(Saved entries)
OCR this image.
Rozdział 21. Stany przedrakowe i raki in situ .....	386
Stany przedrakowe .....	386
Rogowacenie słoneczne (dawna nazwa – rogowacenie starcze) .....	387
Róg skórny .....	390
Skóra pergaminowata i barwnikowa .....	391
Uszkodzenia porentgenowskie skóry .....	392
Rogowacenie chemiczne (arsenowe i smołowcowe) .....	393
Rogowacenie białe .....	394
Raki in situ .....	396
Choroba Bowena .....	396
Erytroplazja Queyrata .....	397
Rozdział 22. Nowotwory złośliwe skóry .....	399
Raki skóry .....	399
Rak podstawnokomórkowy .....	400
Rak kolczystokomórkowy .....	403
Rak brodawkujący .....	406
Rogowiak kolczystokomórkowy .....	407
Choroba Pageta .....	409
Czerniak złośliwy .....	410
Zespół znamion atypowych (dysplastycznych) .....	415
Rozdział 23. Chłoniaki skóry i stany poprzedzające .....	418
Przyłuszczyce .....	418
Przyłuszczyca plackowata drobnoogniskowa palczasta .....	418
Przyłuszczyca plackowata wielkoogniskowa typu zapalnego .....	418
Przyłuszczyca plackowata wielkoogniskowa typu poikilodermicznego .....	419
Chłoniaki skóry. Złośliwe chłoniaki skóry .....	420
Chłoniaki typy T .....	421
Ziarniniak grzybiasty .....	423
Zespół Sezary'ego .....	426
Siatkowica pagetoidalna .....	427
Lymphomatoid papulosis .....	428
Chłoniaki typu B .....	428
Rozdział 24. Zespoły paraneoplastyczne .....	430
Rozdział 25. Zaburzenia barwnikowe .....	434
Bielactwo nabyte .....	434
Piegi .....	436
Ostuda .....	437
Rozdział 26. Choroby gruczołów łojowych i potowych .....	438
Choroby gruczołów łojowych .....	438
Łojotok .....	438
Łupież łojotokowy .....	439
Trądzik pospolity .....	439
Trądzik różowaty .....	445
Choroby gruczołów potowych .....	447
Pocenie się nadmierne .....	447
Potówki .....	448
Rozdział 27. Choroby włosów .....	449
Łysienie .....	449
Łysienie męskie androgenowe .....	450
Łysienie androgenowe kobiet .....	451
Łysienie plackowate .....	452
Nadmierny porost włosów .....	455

• **Exercise**: Read through the data and copy every line where "Przyłuszczyca" shows up.

• **The answer**:
Przyłuszczyca plackowata drobnoogniskowa palczasta .....	418
Przyłuszczyca plackowata wielkoogniskowa typu zapalnego .....	418
Przyłuszczyca plackowata wielkoogniskowa typu poikilodermicznego .....	419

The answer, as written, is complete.